=== Entries shown ===

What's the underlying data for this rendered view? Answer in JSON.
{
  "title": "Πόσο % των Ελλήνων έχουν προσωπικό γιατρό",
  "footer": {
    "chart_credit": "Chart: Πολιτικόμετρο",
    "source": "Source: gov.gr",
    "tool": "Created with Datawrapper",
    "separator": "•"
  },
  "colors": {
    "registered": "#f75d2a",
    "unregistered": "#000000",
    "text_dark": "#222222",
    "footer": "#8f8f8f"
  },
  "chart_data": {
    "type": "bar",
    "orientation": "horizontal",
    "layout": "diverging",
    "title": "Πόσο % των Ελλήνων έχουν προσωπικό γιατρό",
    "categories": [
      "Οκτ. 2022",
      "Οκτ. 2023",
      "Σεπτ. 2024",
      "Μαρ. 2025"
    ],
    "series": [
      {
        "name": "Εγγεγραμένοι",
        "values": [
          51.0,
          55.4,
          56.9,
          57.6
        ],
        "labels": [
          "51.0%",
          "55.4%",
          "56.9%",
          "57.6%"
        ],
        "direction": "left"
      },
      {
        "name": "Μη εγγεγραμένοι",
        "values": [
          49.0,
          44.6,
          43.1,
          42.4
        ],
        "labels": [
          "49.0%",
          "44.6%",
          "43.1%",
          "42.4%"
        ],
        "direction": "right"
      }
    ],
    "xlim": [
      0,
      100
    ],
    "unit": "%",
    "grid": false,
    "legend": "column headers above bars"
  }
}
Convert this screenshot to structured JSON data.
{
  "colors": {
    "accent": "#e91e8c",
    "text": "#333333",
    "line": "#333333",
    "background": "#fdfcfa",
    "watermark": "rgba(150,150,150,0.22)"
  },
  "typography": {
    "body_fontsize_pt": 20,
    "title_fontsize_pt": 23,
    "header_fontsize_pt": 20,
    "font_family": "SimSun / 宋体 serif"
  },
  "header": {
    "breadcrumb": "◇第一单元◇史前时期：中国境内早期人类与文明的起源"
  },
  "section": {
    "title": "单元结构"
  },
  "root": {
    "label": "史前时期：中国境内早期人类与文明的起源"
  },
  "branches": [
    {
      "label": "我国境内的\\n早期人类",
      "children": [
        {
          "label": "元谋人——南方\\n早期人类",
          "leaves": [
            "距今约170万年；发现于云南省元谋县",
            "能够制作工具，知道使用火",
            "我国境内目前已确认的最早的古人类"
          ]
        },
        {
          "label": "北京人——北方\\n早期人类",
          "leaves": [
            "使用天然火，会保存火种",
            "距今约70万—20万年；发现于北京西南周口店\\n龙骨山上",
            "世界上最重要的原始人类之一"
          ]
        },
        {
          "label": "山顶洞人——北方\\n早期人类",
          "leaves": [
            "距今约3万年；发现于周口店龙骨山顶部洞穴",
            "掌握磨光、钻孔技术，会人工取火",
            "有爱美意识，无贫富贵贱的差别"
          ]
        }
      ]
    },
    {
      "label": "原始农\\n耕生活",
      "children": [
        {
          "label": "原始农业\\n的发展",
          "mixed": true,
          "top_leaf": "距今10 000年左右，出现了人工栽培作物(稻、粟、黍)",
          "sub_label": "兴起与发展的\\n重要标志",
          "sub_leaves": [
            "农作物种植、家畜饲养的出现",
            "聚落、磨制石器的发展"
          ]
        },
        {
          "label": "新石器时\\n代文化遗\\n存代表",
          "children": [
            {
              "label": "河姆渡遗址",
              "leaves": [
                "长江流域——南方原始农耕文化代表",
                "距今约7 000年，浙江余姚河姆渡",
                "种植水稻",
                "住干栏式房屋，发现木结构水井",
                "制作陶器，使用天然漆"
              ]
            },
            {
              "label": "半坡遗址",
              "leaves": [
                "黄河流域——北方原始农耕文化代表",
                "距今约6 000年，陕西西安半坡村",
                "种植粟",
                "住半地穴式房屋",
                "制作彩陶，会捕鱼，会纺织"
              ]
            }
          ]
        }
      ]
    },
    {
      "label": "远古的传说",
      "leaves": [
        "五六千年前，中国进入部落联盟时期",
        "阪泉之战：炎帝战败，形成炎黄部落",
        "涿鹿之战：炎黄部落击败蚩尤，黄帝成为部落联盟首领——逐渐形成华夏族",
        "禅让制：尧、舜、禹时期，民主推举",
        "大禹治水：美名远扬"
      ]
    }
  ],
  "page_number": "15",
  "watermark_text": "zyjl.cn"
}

===

* Request *
Recopy the whole listing exactly.

* Result of the exercise *
What's the underlying data for this rendered view? Answer in JSON.
{
  "title": "Πόσο % των Ελλήνων έχουν προσωπικό γιατρό",
  "footer": {
    "chart_credit": "Chart: Πολιτικόμετρο",
    "source": "Source: gov.gr",
    "tool": "Created with Datawrapper",
    "separator": "•"
  },
  "colors": {
    "registered": "#f75d2a",
    "unregistered": "#000000",
    "text_dark": "#222222",
    "footer": "#8f8f8f"
  },
  "chart_data": {
    "type": "bar",
    "orientation": "horizontal",
    "layout": "diverging",
    "title": "Πόσο % των Ελλήνων έχουν προσωπικό γιατρό",
    "categories": [
      "Οκτ. 2022",
      "Οκτ. 2023",
      "Σεπτ. 2024",
      "Μαρ. 2025"
    ],
    "series": [
      {
        "name": "Εγγεγραμένοι",
        "values": [
          51.0,
          55.4,
          56.9,
          57.6
        ],
        "labels": [
          "51.0%",
          "55.4%",
          "56.9%",
          "57.6%"
        ],
        "direction": "left"
      },
      {
        "name": "Μη εγγεγραμένοι",
        "values": [
          49.0,
          44.6,
          43.1,
          42.4
        ],
        "labels": [
          "49.0%",
          "44.6%",
          "43.1%",
          "42.4%"
        ],
        "direction": "right"
      }
    ],
    "xlim": [
      0,
      100
    ],
    "unit": "%",
    "grid": false,
    "legend": "column headers above bars"
  }
}
Convert this screenshot to structured JSON data.
{
  "colors": {
    "accent": "#e91e8c",
    "text": "#333333",
    "line": "#333333",
    "background": "#fdfcfa",
    "watermark": "rgba(150,150,150,0.22)"
  },
  "typography": {
    "body_fontsize_pt": 20,
    "title_fontsize_pt": 23,
    "header_fontsize_pt": 20,
    "font_family": "SimSun / 宋体 serif"
  },
  "header": {
    "breadcrumb": "◇第一单元◇史前时期：中国境内早期人类与文明的起源"
  },
  "section": {
    "title": "单元结构"
  },
  "root": {
    "label": "史前时期：中国境内早期人类与文明的起源"
  },
  "branches": [
    {
      "label": "我国境内的\\n早期人类",
      "children": [
        {
          "label": "元谋人——南方\\n早期人类",
          "leaves": [
            "距今约170万年；发现于云南省元谋县",
            "能够制作工具，知道使用火",
            "我国境内目前已确认的最早的古人类"
          ]
        },
        {
          "label": "北京人——北方\\n早期人类",
          "leaves": [
            "使用天然火，会保存火种",
            "距今约70万—20万年；发现于北京西南周口店\\n龙骨山上",
            "世界上最重要的原始人类之一"
          ]
        },
        {
          "label": "山顶洞人——北方\\n早期人类",
          "leaves": [
            "距今约3万年；发现于周口店龙骨山顶部洞穴",
            "掌握磨光、钻孔技术，会人工取火",
            "有爱美意识，无贫富贵贱的差别"
          ]
        }
      ]
    },
    {
      "label": "原始农\\n耕生活",
      "children": [
        {
          "label": "原始农业\\n的发展",
          "mixed": true,
          "top_leaf": "距今10 000年左右，出现了人工栽培作物(稻、粟、黍)",
          "sub_label": "兴起与发展的\\n重要标志",
          "sub_leaves": [
            "农作物种植、家畜饲养的出现",
            "聚落、磨制石器的发展"
          ]
        },
        {
          "label": "新石器时\\n代文化遗\\n存代表",
          "children": [
            {
              "label": "河姆渡遗址",
              "leaves": [
                "长江流域——南方原始农耕文化代表",
                "距今约7 000年，浙江余姚河姆渡",
                "种植水稻",
                "住干栏式房屋，发现木结构水井",
                "制作陶器，使用天然漆"
              ]
            },
            {
              "label": "半坡遗址",
              "leaves": [
                "黄河流域——北方原始农耕文化代表",
                "距今约6 000年，陕西西安半坡村",
                "种植粟",
                "住半地穴式房屋",
                "制作彩陶，会捕鱼，会纺织"
              ]
            }
          ]
        }
      ]
    },
    {
      "label": "远古的传说",
      "leaves": [
        "五六千年前，中国进入部落联盟时期",
        "阪泉之战：炎帝战败，形成炎黄部落",
        "涿鹿之战：炎黄部落击败蚩尤，黄帝成为部落联盟首领——逐渐形成华夏族",
        "禅让制：尧、舜、禹时期，民主推举",
        "大禹治水：美名远扬"
      ]
    }
  ],
  "page_number": "15",
  "watermark_text": "zyjl.cn"
}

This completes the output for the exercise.